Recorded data
+---+
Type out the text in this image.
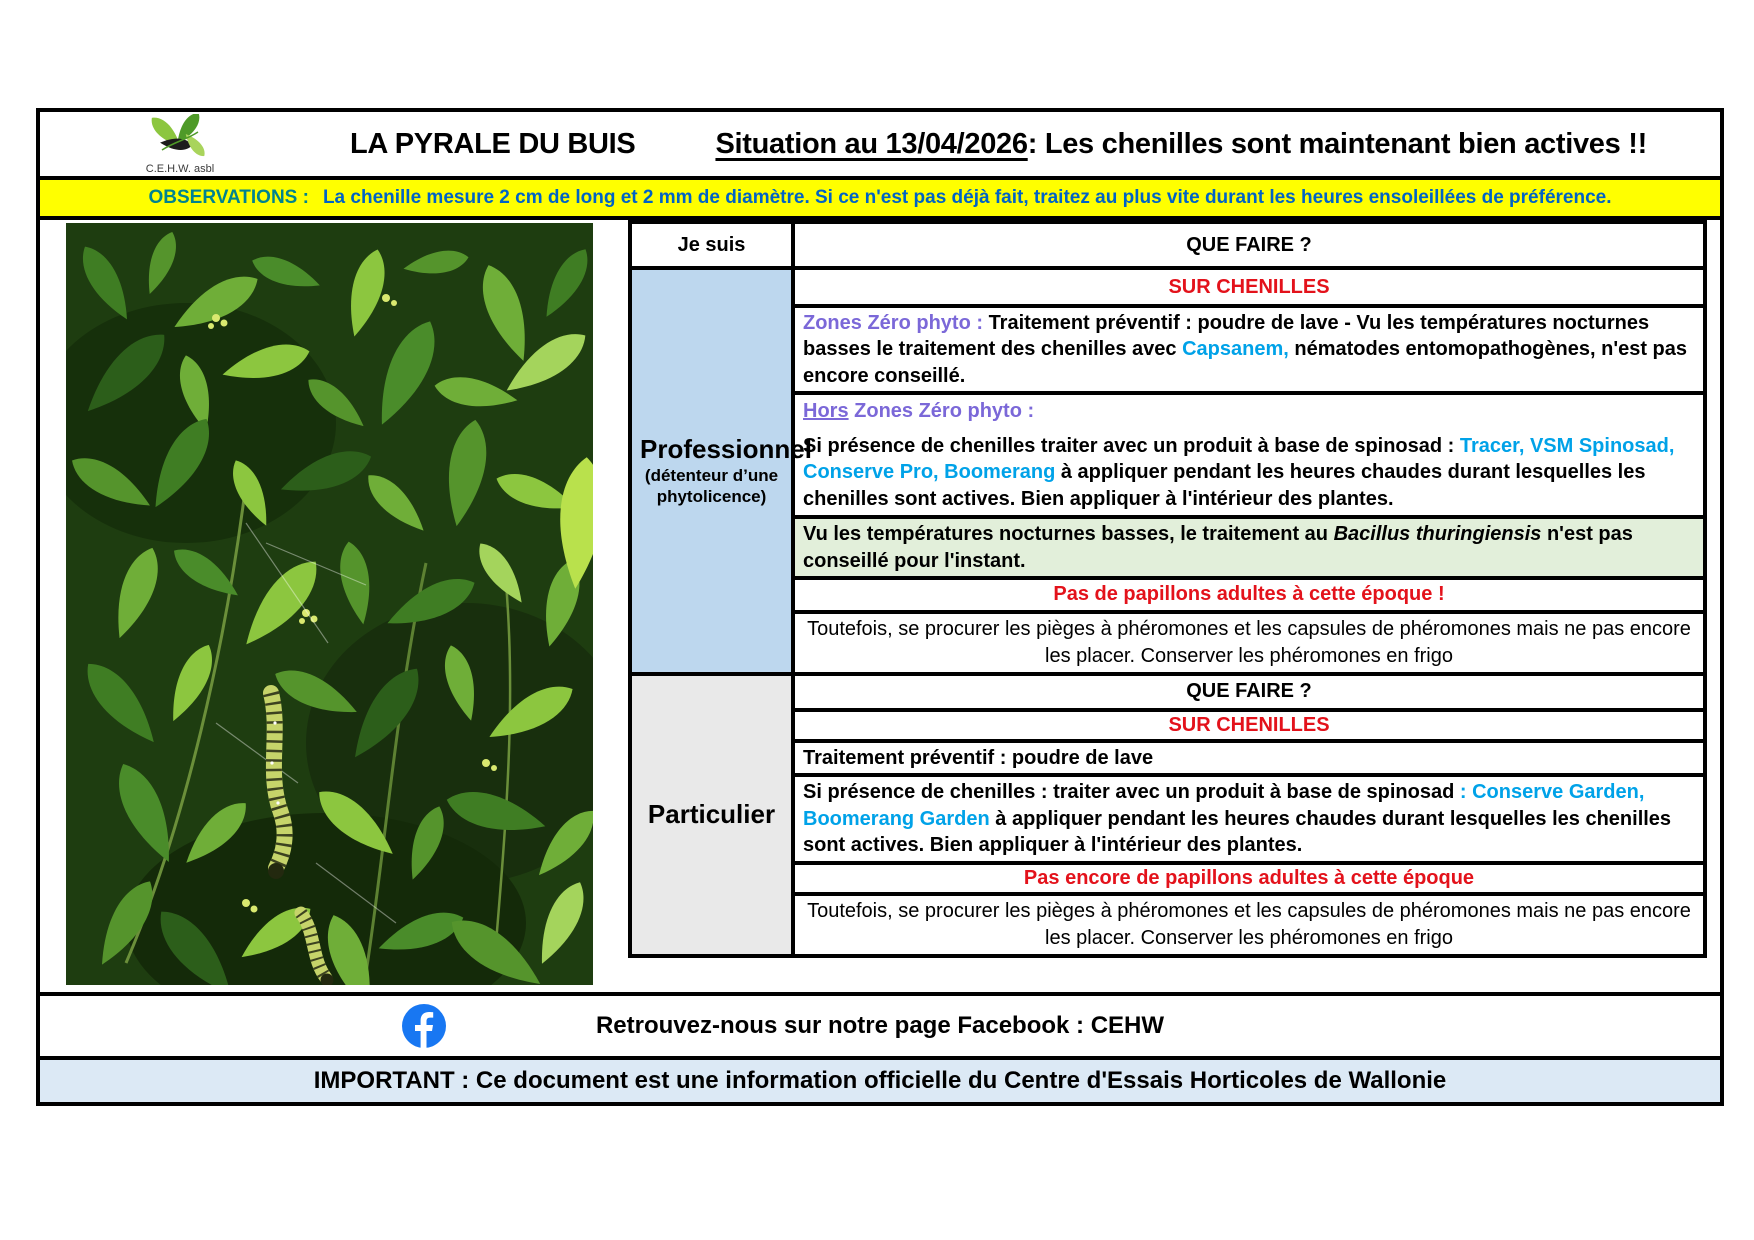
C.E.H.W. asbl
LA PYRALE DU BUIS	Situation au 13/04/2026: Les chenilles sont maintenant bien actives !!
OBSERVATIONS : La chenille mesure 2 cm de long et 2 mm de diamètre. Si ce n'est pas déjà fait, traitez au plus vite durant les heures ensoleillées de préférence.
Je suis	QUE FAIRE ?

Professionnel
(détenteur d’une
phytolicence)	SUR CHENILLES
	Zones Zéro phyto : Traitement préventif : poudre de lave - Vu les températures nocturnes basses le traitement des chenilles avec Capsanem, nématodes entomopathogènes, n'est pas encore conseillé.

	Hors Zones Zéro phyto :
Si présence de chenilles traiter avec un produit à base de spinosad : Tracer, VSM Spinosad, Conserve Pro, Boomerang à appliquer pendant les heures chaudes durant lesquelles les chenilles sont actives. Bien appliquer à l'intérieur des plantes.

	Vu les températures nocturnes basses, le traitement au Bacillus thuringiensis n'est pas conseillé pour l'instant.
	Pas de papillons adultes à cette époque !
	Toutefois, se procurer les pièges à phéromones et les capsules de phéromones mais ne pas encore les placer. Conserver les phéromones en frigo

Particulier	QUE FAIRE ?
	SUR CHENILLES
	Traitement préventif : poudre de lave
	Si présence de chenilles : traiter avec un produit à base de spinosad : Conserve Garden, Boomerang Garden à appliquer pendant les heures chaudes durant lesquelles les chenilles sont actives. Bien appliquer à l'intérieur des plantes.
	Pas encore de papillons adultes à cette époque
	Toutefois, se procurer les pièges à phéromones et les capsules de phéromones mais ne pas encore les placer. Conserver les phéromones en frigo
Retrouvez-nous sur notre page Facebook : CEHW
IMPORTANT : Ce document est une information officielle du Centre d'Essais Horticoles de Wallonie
+---+
▶ [The problem]
Tally the lines that hold the string "spinosad" and state the total, nothing more.

▶ [Exercise solution]
2